#### [OBJECTIVE]
Repeat each record exactly. Any picture gets left out.

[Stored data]
:::
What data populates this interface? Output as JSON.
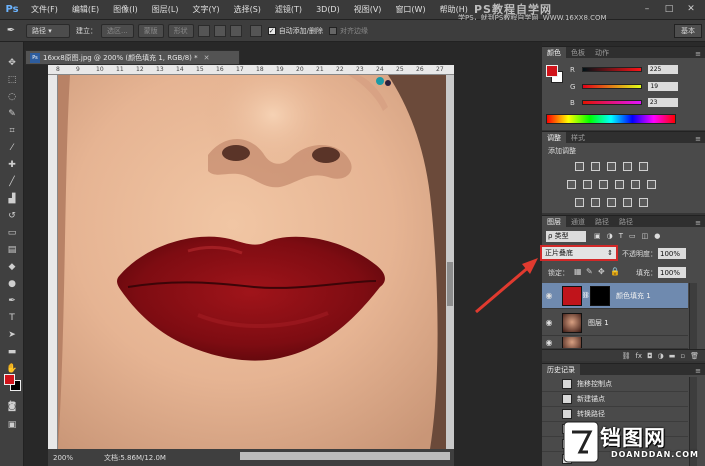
{
  "app": {
    "logo": "Ps",
    "menu": [
      "文件(F)",
      "编辑(E)",
      "图像(I)",
      "图层(L)",
      "文字(Y)",
      "选择(S)",
      "滤镜(T)",
      "3D(D)",
      "视图(V)",
      "窗口(W)",
      "帮助(H)"
    ],
    "watermark_title": "PS教程自学网",
    "watermark_sub": "学PS，就到PS教程自学网",
    "watermark_url": "WWW.16XX8.COM"
  },
  "options": {
    "mode_select": "路径",
    "make_label": "建立：",
    "selection_btn": "选区...",
    "mask_btn": "蒙版",
    "shape_btn": "形状",
    "auto_add_delete": "自动添加/删除",
    "align_edges": "对齐边缘",
    "workspace": "基本"
  },
  "document": {
    "tab_title": "16xx8原图.jpg @ 200% (颜色填充 1, RGB/8) *",
    "ruler_numbers": [
      "8",
      "9",
      "10",
      "11",
      "12",
      "13",
      "14",
      "15",
      "16",
      "17",
      "18",
      "19",
      "20",
      "21",
      "22",
      "23",
      "24",
      "25",
      "26",
      "27"
    ],
    "zoom": "200%",
    "doc_size": "文档:5.86M/12.0M"
  },
  "color_panel": {
    "tabs": [
      "颜色",
      "色板",
      "动作"
    ],
    "channels": [
      {
        "label": "R",
        "value": "225"
      },
      {
        "label": "G",
        "value": "19"
      },
      {
        "label": "B",
        "value": "23"
      }
    ],
    "foreground": "#d0131a"
  },
  "adjustments_panel": {
    "tabs": [
      "调整",
      "样式"
    ],
    "title": "添加调整"
  },
  "layers_panel": {
    "tabs": [
      "图层",
      "通道",
      "路径",
      "路径"
    ],
    "kind_filter": "ρ 类型",
    "blend_mode": "正片叠底",
    "opacity_label": "不透明度：",
    "opacity_value": "100%",
    "lock_label": "锁定：",
    "fill_label": "填充：",
    "fill_value": "100%",
    "layers": [
      {
        "name": "颜色填充 1",
        "selected": true
      },
      {
        "name": "图层 1",
        "selected": false
      },
      {
        "name": "",
        "selected": false
      }
    ]
  },
  "history_panel": {
    "tab": "历史记录",
    "items": [
      "拖移控制点",
      "新建锚点",
      "转换路径",
      "",
      "",
      "",
      ""
    ]
  },
  "site_watermark": {
    "name": "铛图网",
    "url": "DOANDDAN.COM"
  }
}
:::
#### [CORRECT ANSWER]
What data populates this interface? Output as JSON.
{
  "app": {
    "logo": "Ps",
    "menu": [
      "文件(F)",
      "编辑(E)",
      "图像(I)",
      "图层(L)",
      "文字(Y)",
      "选择(S)",
      "滤镜(T)",
      "3D(D)",
      "视图(V)",
      "窗口(W)",
      "帮助(H)"
    ],
    "watermark_title": "PS教程自学网",
    "watermark_sub": "学PS，就到PS教程自学网",
    "watermark_url": "WWW.16XX8.COM"
  },
  "options": {
    "mode_select": "路径",
    "make_label": "建立：",
    "selection_btn": "选区...",
    "mask_btn": "蒙版",
    "shape_btn": "形状",
    "auto_add_delete": "自动添加/删除",
    "align_edges": "对齐边缘",
    "workspace": "基本"
  },
  "document": {
    "tab_title": "16xx8原图.jpg @ 200% (颜色填充 1, RGB/8) *",
    "ruler_numbers": [
      "8",
      "9",
      "10",
      "11",
      "12",
      "13",
      "14",
      "15",
      "16",
      "17",
      "18",
      "19",
      "20",
      "21",
      "22",
      "23",
      "24",
      "25",
      "26",
      "27"
    ],
    "zoom": "200%",
    "doc_size": "文档:5.86M/12.0M"
  },
  "color_panel": {
    "tabs": [
      "颜色",
      "色板",
      "动作"
    ],
    "channels": [
      {
        "label": "R",
        "value": "225"
      },
      {
        "label": "G",
        "value": "19"
      },
      {
        "label": "B",
        "value": "23"
      }
    ],
    "foreground": "#d0131a"
  },
  "adjustments_panel": {
    "tabs": [
      "调整",
      "样式"
    ],
    "title": "添加调整"
  },
  "layers_panel": {
    "tabs": [
      "图层",
      "通道",
      "路径",
      "路径"
    ],
    "kind_filter": "ρ 类型",
    "blend_mode": "正片叠底",
    "opacity_label": "不透明度：",
    "opacity_value": "100%",
    "lock_label": "锁定：",
    "fill_label": "填充：",
    "fill_value": "100%",
    "layers": [
      {
        "name": "颜色填充 1",
        "selected": true
      },
      {
        "name": "图层 1",
        "selected": false
      },
      {
        "name": "",
        "selected": false
      }
    ]
  },
  "history_panel": {
    "tab": "历史记录",
    "items": [
      "拖移控制点",
      "新建锚点",
      "转换路径",
      "",
      "",
      "",
      ""
    ]
  },
  "site_watermark": {
    "name": "铛图网",
    "url": "DOANDDAN.COM"
  }
}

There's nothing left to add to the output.